Task requirements
Return all lines below containing the word "OHDA".

Stored items:

════════════════

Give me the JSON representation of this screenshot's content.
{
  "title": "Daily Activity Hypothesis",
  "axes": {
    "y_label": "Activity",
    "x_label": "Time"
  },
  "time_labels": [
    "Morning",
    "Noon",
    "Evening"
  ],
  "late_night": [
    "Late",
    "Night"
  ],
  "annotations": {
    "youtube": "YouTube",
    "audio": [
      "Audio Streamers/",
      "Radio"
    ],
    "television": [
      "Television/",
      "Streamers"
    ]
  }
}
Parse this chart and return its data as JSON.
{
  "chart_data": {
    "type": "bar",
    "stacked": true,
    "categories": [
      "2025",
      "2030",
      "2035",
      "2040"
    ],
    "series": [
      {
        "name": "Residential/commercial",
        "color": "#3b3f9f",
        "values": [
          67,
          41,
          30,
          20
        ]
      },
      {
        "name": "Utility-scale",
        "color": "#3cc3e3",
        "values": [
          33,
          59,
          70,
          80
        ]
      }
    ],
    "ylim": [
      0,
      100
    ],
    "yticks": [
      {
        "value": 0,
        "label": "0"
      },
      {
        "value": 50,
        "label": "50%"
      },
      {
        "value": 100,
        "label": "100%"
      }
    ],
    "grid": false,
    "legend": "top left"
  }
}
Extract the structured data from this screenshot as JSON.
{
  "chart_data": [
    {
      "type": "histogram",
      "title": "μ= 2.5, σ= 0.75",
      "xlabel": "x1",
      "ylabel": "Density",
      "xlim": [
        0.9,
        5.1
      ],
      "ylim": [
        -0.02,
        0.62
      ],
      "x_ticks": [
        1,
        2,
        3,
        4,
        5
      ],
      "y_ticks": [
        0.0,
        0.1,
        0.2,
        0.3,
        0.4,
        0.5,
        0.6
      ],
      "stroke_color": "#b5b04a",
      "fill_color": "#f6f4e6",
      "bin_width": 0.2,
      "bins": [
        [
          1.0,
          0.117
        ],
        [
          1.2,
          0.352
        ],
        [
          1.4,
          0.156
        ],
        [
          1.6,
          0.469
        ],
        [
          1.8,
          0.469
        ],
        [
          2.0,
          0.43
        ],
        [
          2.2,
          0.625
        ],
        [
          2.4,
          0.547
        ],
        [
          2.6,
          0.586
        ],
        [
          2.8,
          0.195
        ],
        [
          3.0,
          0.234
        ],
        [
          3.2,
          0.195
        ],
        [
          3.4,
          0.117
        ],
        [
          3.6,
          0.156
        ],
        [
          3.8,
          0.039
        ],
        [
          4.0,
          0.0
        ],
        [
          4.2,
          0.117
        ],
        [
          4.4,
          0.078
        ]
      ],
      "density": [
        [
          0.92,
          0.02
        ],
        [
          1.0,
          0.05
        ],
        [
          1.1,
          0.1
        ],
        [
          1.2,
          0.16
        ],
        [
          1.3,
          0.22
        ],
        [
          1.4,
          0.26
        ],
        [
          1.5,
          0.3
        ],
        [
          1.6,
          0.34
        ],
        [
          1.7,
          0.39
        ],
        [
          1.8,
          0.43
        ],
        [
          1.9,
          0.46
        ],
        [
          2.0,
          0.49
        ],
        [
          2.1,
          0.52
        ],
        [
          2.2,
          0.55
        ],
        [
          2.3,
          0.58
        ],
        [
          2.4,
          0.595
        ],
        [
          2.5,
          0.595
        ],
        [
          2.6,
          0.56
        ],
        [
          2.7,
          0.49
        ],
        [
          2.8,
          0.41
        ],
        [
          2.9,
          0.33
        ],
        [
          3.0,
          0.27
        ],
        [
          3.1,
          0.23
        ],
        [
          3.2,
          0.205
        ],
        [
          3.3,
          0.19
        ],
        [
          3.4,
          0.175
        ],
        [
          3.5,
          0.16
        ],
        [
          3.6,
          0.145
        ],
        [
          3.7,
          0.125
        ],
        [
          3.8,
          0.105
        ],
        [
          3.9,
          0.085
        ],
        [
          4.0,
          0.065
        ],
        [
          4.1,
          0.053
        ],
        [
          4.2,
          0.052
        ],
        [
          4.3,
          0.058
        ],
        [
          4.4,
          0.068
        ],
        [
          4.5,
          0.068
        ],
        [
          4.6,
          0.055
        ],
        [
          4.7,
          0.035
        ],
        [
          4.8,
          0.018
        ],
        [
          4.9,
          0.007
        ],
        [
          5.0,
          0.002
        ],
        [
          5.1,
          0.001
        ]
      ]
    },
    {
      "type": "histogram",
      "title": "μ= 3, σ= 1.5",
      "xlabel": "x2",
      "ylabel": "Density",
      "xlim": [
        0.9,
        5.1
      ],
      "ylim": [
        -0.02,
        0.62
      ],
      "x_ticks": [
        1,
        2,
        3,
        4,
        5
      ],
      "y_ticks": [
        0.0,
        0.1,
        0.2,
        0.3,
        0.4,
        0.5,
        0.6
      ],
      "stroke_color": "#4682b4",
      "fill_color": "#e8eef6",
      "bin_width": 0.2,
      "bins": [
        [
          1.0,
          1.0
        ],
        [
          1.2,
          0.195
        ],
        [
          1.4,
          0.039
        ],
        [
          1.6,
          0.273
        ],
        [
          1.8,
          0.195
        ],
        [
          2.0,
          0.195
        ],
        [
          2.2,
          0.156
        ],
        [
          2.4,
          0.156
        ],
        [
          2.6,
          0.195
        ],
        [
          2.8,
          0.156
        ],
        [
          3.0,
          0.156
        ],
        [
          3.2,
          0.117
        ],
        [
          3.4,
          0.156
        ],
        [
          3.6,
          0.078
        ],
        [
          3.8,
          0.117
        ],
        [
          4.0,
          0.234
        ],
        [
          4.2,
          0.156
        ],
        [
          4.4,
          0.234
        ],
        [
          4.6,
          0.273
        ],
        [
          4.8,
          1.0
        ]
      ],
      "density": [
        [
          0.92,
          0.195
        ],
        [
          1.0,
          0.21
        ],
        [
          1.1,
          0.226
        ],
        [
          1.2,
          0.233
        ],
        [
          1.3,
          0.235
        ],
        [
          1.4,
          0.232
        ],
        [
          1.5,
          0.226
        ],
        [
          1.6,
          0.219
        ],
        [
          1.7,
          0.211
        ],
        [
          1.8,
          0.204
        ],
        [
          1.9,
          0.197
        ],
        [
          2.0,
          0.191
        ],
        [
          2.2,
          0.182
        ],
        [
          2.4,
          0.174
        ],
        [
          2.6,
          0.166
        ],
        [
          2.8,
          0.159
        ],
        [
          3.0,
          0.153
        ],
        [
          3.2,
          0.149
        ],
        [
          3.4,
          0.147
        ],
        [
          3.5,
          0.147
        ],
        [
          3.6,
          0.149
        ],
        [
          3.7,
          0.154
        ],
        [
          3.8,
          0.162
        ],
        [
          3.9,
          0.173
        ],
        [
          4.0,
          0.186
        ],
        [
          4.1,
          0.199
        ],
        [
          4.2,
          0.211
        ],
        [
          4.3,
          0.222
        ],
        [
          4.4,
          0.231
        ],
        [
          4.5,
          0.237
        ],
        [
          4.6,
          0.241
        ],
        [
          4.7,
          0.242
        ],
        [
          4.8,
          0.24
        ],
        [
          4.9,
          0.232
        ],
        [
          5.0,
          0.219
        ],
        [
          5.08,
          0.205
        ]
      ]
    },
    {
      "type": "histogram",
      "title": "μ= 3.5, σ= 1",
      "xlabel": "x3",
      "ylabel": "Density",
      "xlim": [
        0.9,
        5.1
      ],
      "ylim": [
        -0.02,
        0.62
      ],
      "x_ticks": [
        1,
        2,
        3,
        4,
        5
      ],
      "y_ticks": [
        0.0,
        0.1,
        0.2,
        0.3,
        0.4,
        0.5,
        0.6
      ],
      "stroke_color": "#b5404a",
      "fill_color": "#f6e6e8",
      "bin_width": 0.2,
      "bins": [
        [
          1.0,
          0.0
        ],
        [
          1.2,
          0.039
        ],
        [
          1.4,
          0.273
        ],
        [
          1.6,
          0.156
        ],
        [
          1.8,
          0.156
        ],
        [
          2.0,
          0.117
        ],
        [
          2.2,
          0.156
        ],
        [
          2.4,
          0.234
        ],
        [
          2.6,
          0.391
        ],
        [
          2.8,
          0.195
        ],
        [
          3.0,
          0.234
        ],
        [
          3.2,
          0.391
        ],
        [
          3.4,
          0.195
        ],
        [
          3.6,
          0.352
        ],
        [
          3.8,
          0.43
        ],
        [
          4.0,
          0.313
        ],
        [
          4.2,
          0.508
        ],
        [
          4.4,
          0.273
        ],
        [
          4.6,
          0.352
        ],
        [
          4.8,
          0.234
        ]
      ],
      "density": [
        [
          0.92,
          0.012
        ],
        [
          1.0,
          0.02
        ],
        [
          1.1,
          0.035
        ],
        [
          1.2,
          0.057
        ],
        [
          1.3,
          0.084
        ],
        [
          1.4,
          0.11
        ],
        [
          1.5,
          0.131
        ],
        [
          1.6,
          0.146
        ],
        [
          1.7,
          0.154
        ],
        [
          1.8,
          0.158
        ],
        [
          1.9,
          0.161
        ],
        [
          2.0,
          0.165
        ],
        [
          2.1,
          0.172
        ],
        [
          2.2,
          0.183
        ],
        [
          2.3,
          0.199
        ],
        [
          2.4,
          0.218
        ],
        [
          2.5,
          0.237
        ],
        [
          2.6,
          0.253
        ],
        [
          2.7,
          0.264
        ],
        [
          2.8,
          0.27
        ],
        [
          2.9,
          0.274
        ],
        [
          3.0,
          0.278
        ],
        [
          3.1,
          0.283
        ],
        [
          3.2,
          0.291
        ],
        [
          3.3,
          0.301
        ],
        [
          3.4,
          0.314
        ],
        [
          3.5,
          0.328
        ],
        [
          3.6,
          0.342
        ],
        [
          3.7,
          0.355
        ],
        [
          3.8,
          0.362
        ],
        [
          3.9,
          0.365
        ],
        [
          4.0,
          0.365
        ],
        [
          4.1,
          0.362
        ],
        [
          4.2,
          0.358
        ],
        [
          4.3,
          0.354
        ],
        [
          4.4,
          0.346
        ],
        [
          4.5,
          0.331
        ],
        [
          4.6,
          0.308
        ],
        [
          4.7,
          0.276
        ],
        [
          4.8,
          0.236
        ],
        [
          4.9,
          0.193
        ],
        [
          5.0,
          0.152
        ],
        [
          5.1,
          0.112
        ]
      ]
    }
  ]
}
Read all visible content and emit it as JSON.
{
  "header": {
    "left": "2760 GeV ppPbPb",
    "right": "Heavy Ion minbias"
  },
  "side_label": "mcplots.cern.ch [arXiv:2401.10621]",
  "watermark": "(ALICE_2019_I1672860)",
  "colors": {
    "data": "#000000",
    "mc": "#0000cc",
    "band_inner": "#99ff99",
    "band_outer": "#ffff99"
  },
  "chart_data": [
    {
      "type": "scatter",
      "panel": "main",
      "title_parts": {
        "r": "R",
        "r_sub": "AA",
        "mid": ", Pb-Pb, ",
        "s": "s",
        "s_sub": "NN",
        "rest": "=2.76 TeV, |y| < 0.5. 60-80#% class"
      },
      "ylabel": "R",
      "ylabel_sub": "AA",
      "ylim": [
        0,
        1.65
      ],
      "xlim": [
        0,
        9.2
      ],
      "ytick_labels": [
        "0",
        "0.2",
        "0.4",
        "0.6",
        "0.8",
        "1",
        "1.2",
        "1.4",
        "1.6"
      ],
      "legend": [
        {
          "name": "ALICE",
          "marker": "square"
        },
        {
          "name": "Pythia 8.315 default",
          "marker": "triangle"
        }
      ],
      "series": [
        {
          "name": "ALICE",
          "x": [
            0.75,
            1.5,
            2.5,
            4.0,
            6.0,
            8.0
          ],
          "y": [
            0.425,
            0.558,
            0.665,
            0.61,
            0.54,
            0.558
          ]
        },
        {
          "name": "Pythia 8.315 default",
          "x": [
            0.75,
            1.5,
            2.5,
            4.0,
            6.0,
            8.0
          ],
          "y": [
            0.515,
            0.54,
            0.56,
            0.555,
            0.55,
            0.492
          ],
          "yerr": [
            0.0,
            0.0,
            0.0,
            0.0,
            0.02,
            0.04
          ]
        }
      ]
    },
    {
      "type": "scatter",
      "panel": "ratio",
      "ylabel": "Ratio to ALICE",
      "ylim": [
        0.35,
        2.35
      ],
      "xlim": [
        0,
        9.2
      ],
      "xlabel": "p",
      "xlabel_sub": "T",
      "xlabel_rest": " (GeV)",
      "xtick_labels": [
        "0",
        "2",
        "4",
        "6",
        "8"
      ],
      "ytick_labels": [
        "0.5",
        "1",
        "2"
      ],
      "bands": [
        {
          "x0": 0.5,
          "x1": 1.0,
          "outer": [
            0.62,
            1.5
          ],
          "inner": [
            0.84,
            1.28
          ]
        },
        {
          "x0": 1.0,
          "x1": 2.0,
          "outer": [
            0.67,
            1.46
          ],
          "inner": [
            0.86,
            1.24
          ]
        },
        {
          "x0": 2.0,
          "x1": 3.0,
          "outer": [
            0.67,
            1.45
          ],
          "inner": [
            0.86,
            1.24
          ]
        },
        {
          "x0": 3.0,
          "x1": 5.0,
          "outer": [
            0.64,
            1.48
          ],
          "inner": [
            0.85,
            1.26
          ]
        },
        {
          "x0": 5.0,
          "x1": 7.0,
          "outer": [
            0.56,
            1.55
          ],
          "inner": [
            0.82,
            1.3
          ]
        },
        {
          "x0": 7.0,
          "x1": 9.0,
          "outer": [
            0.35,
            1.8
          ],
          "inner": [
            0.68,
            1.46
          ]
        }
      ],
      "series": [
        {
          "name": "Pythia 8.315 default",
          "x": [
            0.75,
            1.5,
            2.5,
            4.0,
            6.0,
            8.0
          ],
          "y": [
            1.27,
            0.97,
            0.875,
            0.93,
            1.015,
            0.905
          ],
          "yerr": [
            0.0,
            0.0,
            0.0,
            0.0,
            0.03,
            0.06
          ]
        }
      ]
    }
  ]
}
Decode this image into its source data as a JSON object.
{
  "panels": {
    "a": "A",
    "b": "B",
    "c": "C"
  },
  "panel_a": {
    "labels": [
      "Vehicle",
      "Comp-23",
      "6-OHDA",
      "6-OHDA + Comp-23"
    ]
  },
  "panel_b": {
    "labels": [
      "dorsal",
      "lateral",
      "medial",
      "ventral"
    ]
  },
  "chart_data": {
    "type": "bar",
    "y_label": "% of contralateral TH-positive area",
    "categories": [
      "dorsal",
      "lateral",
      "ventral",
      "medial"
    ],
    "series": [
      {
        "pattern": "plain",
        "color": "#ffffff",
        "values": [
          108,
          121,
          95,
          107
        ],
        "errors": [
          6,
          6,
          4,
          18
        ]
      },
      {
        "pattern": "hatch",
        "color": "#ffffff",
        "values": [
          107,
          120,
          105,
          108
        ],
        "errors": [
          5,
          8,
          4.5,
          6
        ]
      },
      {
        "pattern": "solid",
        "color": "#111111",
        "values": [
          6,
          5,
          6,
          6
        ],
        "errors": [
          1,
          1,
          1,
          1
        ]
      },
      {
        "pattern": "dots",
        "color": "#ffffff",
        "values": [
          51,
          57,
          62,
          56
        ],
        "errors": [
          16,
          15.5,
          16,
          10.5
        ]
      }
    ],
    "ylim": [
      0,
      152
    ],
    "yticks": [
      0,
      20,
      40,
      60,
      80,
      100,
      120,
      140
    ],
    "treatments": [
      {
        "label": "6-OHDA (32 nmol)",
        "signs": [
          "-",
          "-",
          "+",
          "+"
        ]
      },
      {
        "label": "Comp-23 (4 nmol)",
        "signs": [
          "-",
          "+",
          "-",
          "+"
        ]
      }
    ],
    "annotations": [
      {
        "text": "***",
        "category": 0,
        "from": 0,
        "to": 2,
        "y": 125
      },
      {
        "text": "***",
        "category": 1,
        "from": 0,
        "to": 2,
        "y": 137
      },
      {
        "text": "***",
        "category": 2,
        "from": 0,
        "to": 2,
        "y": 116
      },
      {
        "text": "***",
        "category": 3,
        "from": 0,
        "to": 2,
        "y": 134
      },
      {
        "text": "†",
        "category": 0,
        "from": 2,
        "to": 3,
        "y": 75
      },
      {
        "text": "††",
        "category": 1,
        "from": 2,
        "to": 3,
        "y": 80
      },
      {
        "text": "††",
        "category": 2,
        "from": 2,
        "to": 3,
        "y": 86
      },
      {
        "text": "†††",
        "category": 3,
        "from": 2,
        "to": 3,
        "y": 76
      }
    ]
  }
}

════════════════

Response
      "6-OHDA",
      "6-OHDA + Comp-23"
        "label": "6-OHDA (32 nmol)",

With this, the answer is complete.